== GIVEN PROBLEM ==
Tally every line of the material that includes "Please", then give the tally and nothing else.

== GIVEN ENTRIES ==
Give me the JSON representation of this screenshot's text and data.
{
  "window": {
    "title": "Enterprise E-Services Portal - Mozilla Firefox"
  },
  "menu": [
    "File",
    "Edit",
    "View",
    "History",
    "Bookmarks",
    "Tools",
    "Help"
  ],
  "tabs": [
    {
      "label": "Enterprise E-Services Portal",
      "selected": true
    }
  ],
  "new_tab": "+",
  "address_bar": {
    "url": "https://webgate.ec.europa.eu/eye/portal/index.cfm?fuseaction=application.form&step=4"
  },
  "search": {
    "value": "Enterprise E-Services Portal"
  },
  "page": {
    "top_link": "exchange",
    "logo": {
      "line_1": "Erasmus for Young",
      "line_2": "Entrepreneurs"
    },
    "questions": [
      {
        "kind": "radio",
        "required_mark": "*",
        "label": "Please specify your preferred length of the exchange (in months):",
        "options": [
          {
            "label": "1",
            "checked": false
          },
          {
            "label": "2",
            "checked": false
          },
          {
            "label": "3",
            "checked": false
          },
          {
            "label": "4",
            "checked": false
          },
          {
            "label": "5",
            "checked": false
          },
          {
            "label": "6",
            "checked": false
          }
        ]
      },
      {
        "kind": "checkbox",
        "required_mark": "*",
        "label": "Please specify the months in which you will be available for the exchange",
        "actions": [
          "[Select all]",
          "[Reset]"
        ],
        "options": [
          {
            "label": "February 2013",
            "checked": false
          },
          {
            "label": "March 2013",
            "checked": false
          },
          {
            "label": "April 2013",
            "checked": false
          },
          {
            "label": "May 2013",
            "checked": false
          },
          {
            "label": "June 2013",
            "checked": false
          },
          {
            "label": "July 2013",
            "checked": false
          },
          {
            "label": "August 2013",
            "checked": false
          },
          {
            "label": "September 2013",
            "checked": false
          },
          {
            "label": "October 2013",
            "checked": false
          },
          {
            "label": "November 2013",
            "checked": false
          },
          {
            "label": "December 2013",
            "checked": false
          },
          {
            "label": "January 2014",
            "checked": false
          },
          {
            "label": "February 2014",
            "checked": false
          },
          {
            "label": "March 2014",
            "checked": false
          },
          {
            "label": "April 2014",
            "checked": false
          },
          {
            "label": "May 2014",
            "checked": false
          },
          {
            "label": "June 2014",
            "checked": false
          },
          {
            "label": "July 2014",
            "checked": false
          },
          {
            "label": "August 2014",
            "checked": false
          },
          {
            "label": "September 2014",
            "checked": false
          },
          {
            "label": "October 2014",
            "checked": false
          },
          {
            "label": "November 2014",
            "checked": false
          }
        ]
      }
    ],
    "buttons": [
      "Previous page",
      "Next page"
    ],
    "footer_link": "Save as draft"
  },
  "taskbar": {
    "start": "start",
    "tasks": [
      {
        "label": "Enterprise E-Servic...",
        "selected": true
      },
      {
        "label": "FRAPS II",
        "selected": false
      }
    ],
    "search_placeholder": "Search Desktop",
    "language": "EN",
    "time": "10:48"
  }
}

== REPLY ==
2